** BEGIN Information provided **

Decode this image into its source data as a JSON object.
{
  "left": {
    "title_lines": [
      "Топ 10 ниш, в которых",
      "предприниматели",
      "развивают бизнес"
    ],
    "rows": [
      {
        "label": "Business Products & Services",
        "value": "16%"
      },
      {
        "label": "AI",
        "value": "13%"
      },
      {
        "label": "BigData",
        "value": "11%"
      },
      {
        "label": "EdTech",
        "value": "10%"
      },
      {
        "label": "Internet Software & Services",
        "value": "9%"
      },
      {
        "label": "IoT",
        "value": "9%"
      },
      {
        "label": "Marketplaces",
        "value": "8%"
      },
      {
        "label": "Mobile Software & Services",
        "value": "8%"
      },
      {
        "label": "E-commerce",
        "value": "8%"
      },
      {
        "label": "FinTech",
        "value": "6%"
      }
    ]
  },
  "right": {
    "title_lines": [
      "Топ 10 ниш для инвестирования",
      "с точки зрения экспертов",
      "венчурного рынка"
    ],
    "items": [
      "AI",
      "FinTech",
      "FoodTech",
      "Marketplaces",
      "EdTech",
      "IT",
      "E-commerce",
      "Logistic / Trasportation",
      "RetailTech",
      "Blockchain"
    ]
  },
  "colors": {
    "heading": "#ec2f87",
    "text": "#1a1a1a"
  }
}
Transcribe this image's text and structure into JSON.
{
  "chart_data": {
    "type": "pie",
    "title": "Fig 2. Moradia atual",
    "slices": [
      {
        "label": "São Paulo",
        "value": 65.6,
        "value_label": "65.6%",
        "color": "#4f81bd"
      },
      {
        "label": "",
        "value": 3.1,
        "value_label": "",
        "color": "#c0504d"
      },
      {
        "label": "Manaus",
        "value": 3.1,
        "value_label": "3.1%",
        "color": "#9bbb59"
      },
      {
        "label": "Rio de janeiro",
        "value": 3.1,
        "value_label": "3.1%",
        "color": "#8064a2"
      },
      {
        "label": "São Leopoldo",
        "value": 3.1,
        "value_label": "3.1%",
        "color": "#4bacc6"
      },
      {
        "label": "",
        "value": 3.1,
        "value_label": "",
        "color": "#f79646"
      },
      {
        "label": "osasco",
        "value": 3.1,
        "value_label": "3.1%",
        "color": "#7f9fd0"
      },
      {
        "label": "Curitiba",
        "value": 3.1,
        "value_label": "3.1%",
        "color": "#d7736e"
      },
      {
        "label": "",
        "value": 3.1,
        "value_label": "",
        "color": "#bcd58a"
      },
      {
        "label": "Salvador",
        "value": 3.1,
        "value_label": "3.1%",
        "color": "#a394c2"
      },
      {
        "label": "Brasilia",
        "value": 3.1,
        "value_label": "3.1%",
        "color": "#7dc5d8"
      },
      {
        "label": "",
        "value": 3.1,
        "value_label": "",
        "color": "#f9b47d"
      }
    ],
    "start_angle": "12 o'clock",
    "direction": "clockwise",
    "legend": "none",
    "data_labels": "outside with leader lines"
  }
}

** END Information provided **

**Task details:**
Repeat the listing in full, keeping every line exactly as it is.

**The response:**
Decode this image into its source data as a JSON object.
{
  "left": {
    "title_lines": [
      "Топ 10 ниш, в которых",
      "предприниматели",
      "развивают бизнес"
    ],
    "rows": [
      {
        "label": "Business Products & Services",
        "value": "16%"
      },
      {
        "label": "AI",
        "value": "13%"
      },
      {
        "label": "BigData",
        "value": "11%"
      },
      {
        "label": "EdTech",
        "value": "10%"
      },
      {
        "label": "Internet Software & Services",
        "value": "9%"
      },
      {
        "label": "IoT",
        "value": "9%"
      },
      {
        "label": "Marketplaces",
        "value": "8%"
      },
      {
        "label": "Mobile Software & Services",
        "value": "8%"
      },
      {
        "label": "E-commerce",
        "value": "8%"
      },
      {
        "label": "FinTech",
        "value": "6%"
      }
    ]
  },
  "right": {
    "title_lines": [
      "Топ 10 ниш для инвестирования",
      "с точки зрения экспертов",
      "венчурного рынка"
    ],
    "items": [
      "AI",
      "FinTech",
      "FoodTech",
      "Marketplaces",
      "EdTech",
      "IT",
      "E-commerce",
      "Logistic / Trasportation",
      "RetailTech",
      "Blockchain"
    ]
  },
  "colors": {
    "heading": "#ec2f87",
    "text": "#1a1a1a"
  }
}
Transcribe this image's text and structure into JSON.
{
  "chart_data": {
    "type": "pie",
    "title": "Fig 2. Moradia atual",
    "slices": [
      {
        "label": "São Paulo",
        "value": 65.6,
        "value_label": "65.6%",
        "color": "#4f81bd"
      },
      {
        "label": "",
        "value": 3.1,
        "value_label": "",
        "color": "#c0504d"
      },
      {
        "label": "Manaus",
        "value": 3.1,
        "value_label": "3.1%",
        "color": "#9bbb59"
      },
      {
        "label": "Rio de janeiro",
        "value": 3.1,
        "value_label": "3.1%",
        "color": "#8064a2"
      },
      {
        "label": "São Leopoldo",
        "value": 3.1,
        "value_label": "3.1%",
        "color": "#4bacc6"
      },
      {
        "label": "",
        "value": 3.1,
        "value_label": "",
        "color": "#f79646"
      },
      {
        "label": "osasco",
        "value": 3.1,
        "value_label": "3.1%",
        "color": "#7f9fd0"
      },
      {
        "label": "Curitiba",
        "value": 3.1,
        "value_label": "3.1%",
        "color": "#d7736e"
      },
      {
        "label": "",
        "value": 3.1,
        "value_label": "",
        "color": "#bcd58a"
      },
      {
        "label": "Salvador",
        "value": 3.1,
        "value_label": "3.1%",
        "color": "#a394c2"
      },
      {
        "label": "Brasilia",
        "value": 3.1,
        "value_label": "3.1%",
        "color": "#7dc5d8"
      },
      {
        "label": "",
        "value": 3.1,
        "value_label": "",
        "color": "#f9b47d"
      }
    ],
    "start_angle": "12 o'clock",
    "direction": "clockwise",
    "legend": "none",
    "data_labels": "outside with leader lines"
  }
}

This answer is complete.